-- Start DATA SECTION --

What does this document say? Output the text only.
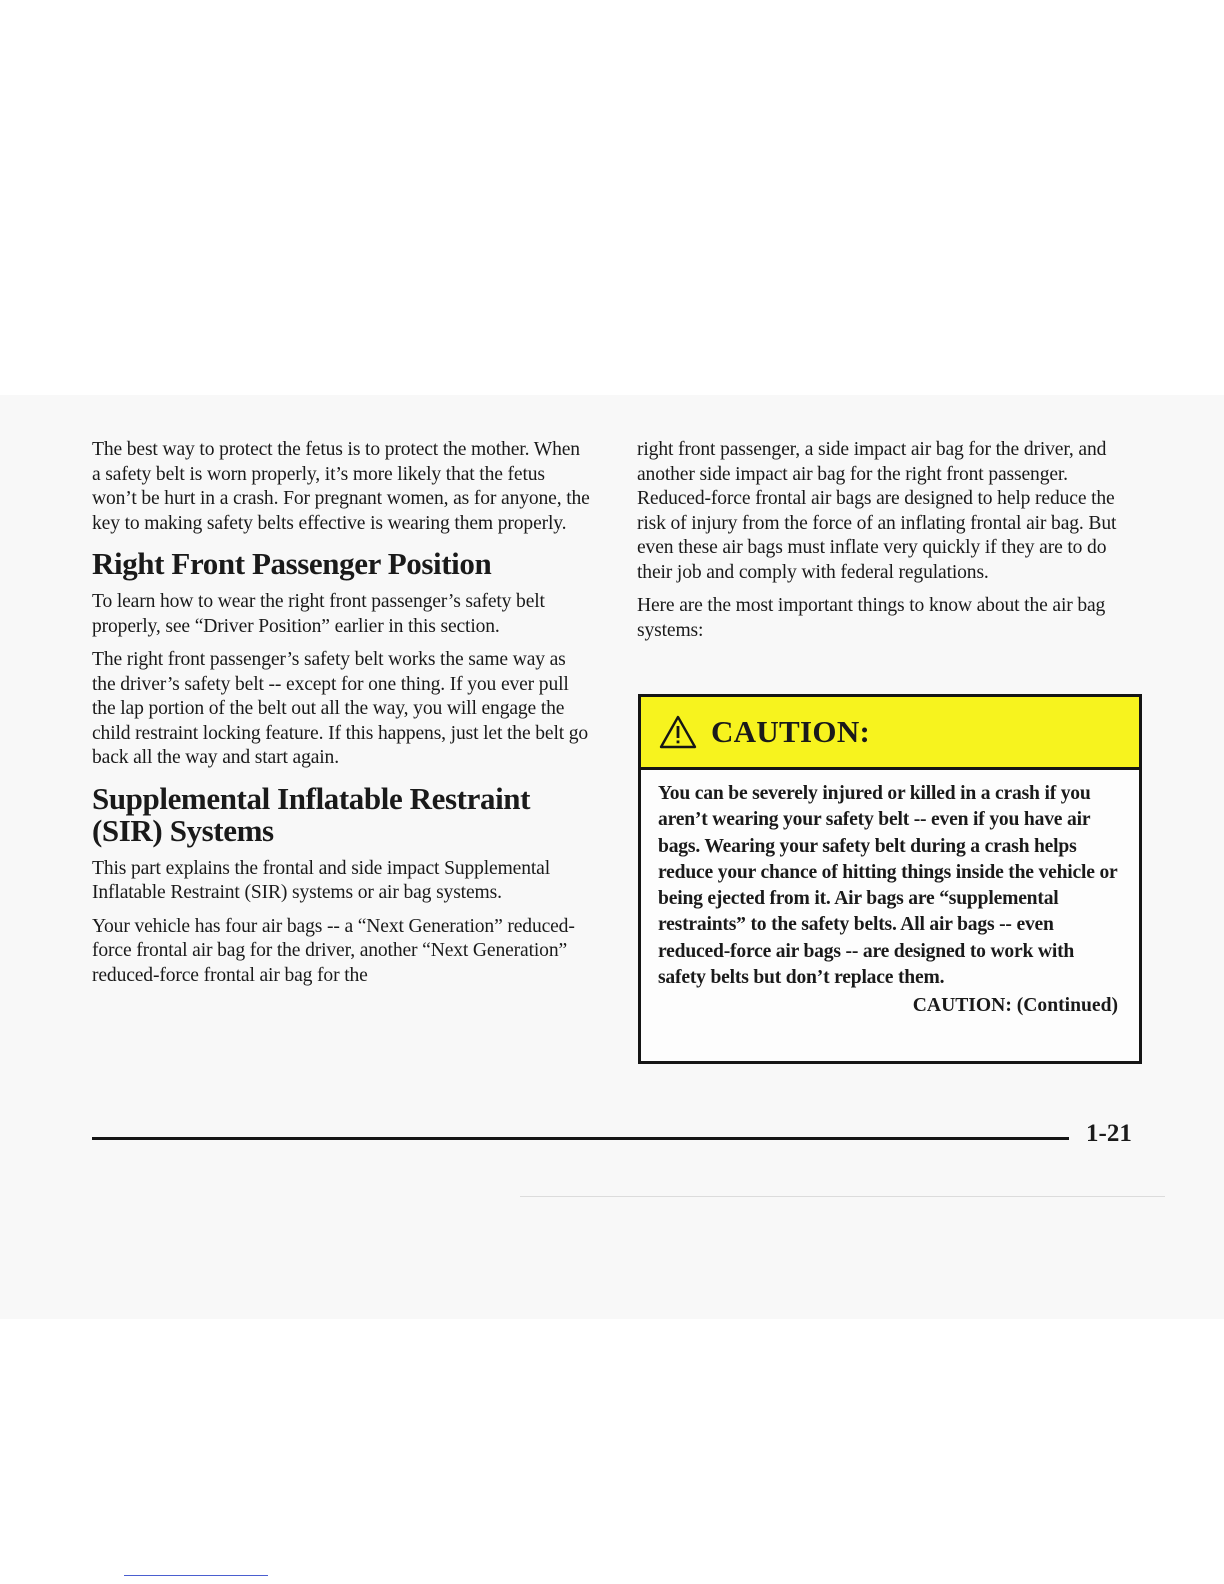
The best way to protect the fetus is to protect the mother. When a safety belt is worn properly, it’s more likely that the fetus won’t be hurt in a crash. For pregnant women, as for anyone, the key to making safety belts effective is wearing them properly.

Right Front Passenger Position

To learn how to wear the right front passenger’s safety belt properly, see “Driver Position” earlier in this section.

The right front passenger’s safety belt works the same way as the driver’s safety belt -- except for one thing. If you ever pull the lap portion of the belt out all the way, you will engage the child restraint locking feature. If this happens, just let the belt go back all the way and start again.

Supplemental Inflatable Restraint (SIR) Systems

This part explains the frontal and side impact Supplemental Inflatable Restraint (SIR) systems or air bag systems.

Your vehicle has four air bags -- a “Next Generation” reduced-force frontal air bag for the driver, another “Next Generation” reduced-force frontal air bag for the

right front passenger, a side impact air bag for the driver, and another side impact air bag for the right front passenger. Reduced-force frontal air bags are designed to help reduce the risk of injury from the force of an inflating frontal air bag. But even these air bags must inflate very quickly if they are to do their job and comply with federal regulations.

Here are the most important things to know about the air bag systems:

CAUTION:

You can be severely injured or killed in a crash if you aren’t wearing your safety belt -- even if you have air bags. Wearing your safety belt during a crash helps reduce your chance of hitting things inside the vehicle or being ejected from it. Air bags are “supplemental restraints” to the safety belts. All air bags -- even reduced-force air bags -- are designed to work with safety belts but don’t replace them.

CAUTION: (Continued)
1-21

-- End DATA SECTION --

### [INSTRUCTIONS TO FOLLOW]
All the material shown above is to be copied exactly, with no pictures carried over.

### [EXERCISE ANSWER]
What does this document say? Output the text only.
The best way to protect the fetus is to protect the mother. When a safety belt is worn properly, it’s more likely that the fetus won’t be hurt in a crash. For pregnant women, as for anyone, the key to making safety belts effective is wearing them properly.

Right Front Passenger Position

To learn how to wear the right front passenger’s safety belt properly, see “Driver Position” earlier in this section.

The right front passenger’s safety belt works the same way as the driver’s safety belt -- except for one thing. If you ever pull the lap portion of the belt out all the way, you will engage the child restraint locking feature. If this happens, just let the belt go back all the way and start again.

Supplemental Inflatable Restraint (SIR) Systems

This part explains the frontal and side impact Supplemental Inflatable Restraint (SIR) systems or air bag systems.

Your vehicle has four air bags -- a “Next Generation” reduced-force frontal air bag for the driver, another “Next Generation” reduced-force frontal air bag for the

right front passenger, a side impact air bag for the driver, and another side impact air bag for the right front passenger. Reduced-force frontal air bags are designed to help reduce the risk of injury from the force of an inflating frontal air bag. But even these air bags must inflate very quickly if they are to do their job and comply with federal regulations.

Here are the most important things to know about the air bag systems:

CAUTION:

You can be severely injured or killed in a crash if you aren’t wearing your safety belt -- even if you have air bags. Wearing your safety belt during a crash helps reduce your chance of hitting things inside the vehicle or being ejected from it. Air bags are “supplemental restraints” to the safety belts. All air bags -- even reduced-force air bags -- are designed to work with safety belts but don’t replace them.

CAUTION: (Continued)
1-21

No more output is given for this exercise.